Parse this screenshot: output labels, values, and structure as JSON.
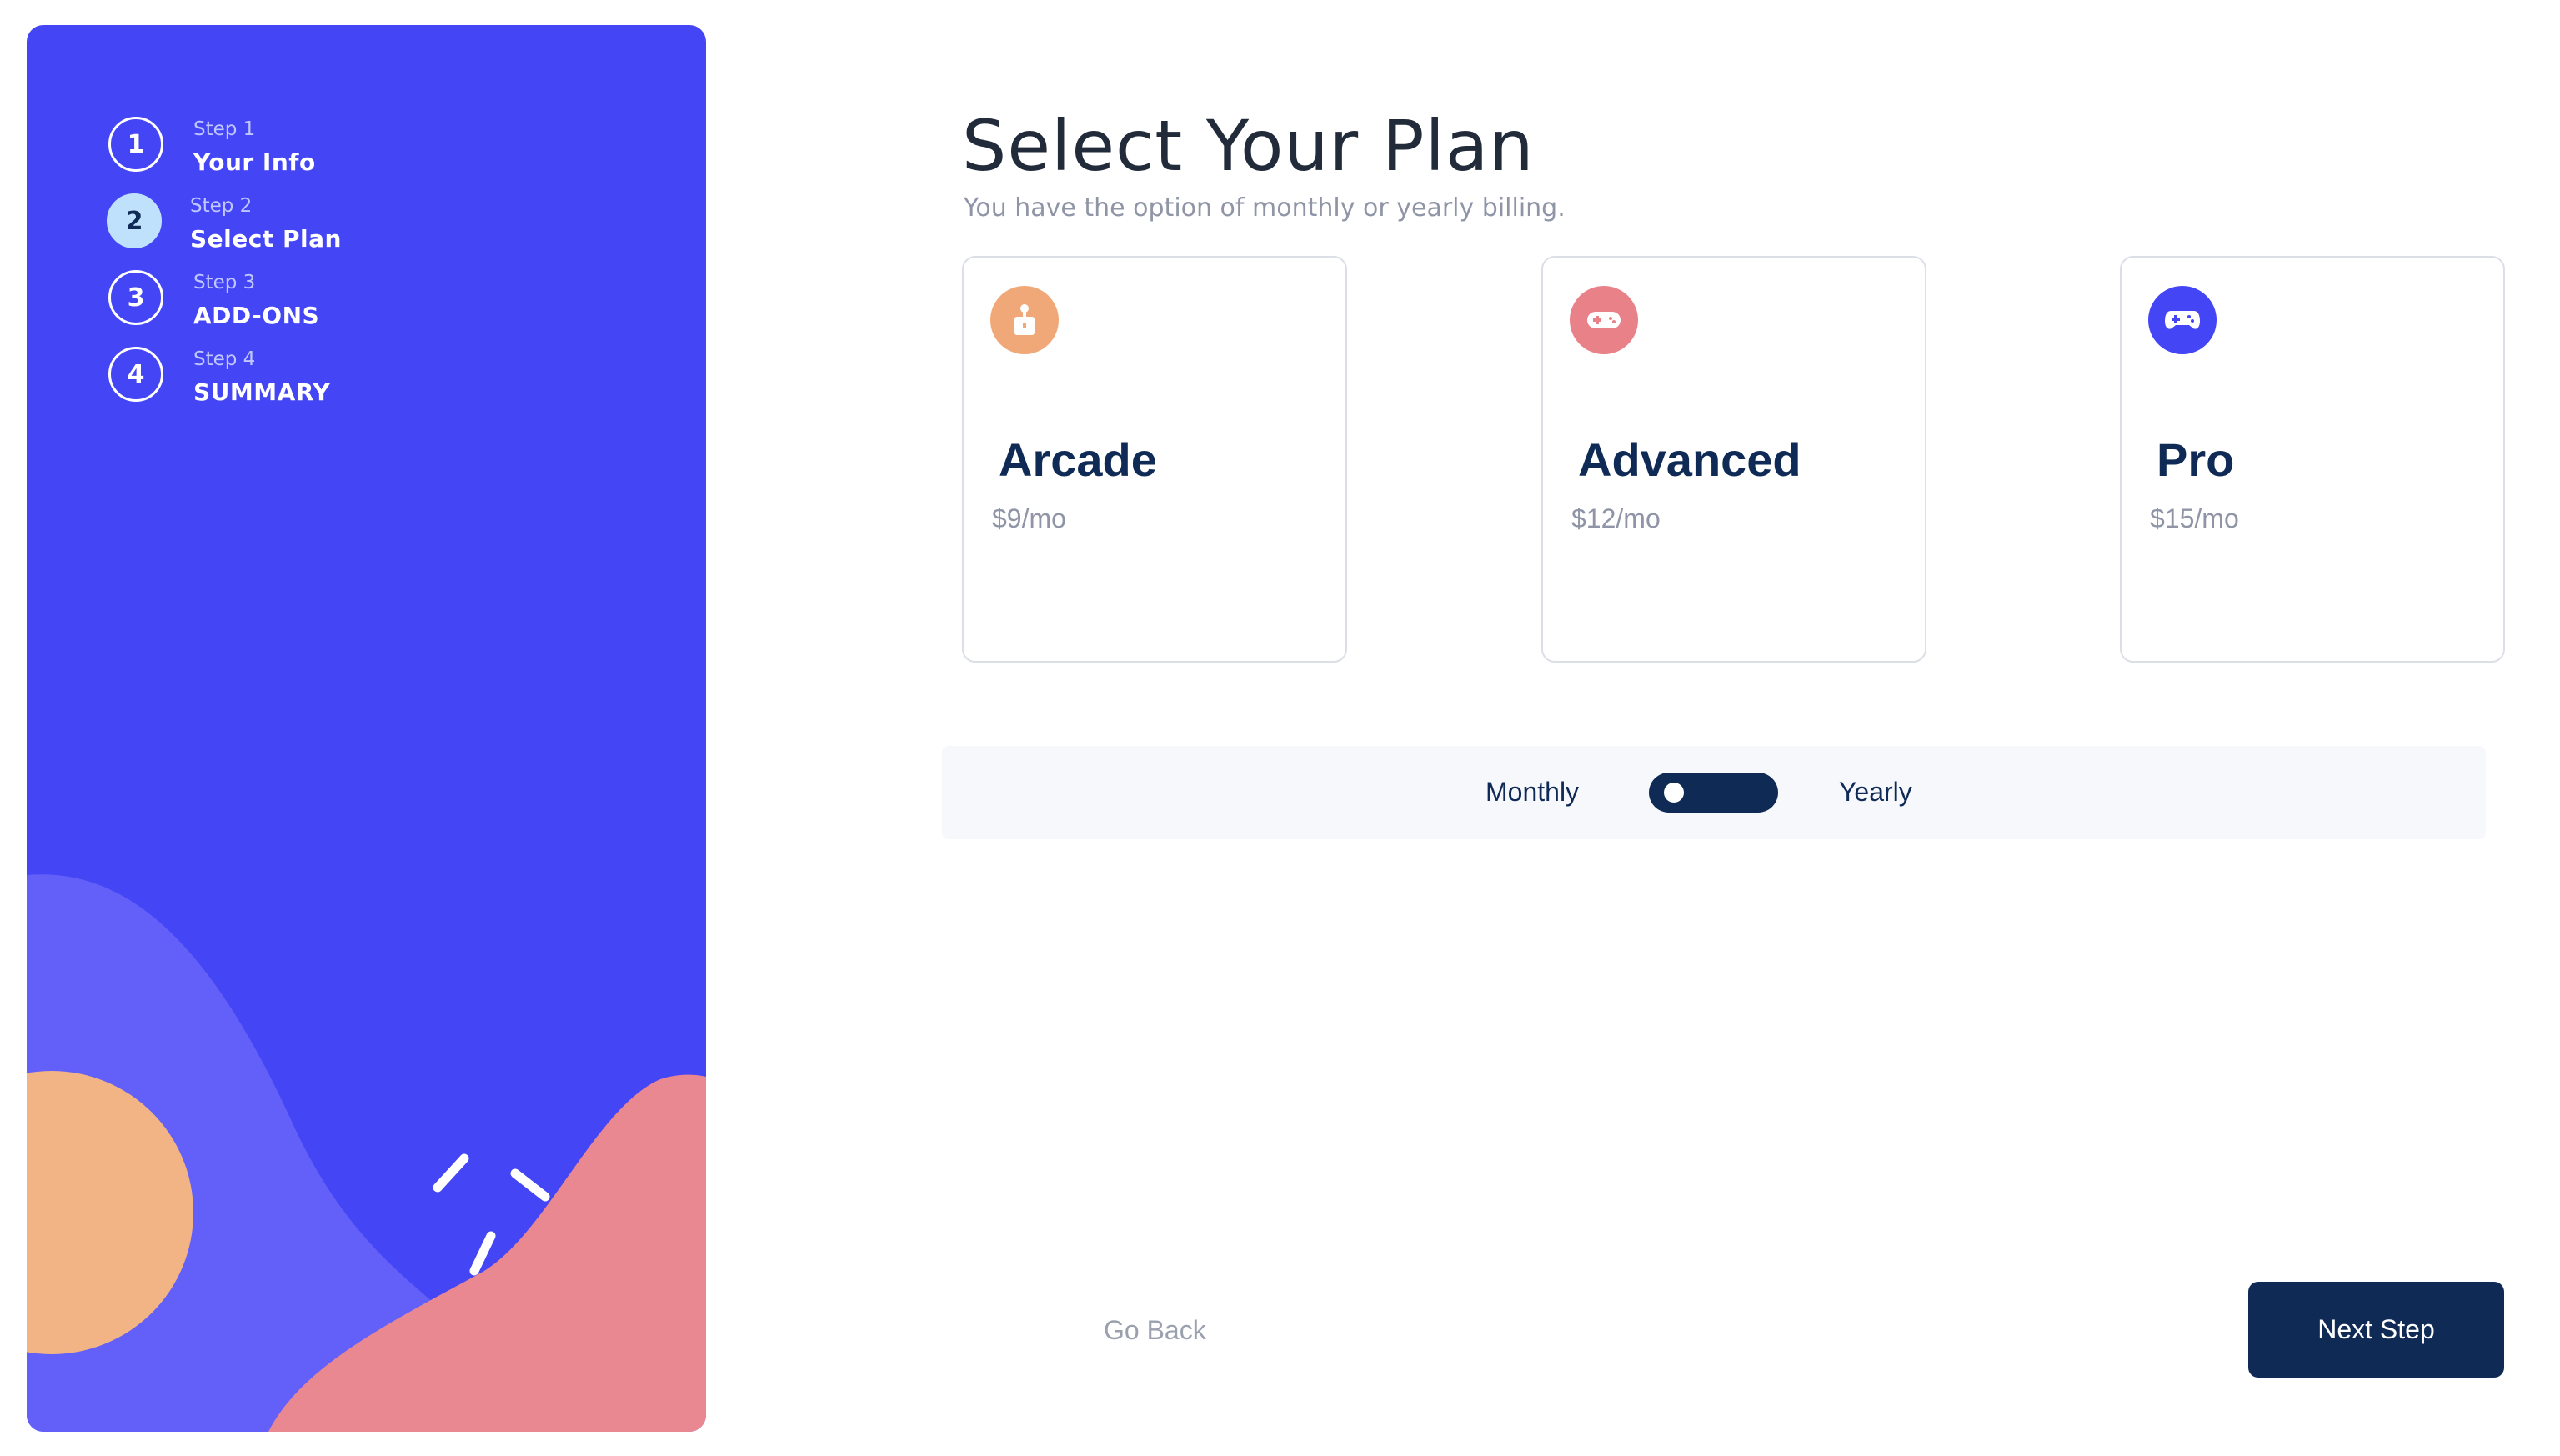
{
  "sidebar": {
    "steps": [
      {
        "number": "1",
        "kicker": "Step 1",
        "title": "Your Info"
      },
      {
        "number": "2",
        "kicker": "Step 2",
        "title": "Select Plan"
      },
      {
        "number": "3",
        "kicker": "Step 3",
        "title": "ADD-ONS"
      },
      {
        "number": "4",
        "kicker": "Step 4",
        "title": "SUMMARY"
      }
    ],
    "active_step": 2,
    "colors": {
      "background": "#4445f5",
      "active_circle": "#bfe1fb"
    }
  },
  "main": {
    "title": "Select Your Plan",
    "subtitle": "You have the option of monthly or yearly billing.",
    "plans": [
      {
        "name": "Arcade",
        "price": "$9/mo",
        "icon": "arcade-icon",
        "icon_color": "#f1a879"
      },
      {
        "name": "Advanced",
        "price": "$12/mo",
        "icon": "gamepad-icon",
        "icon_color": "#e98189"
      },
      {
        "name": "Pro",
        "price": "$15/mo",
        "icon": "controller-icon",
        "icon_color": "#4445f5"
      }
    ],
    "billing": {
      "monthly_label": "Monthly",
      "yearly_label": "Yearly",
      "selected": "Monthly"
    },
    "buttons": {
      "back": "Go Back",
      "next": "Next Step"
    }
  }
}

= = = = =

Problem description:
Pick out the lines that include the word "Your" and write them out.

Result of the exercise:
        "title": "Your Info"
    "title": "Select Your Plan",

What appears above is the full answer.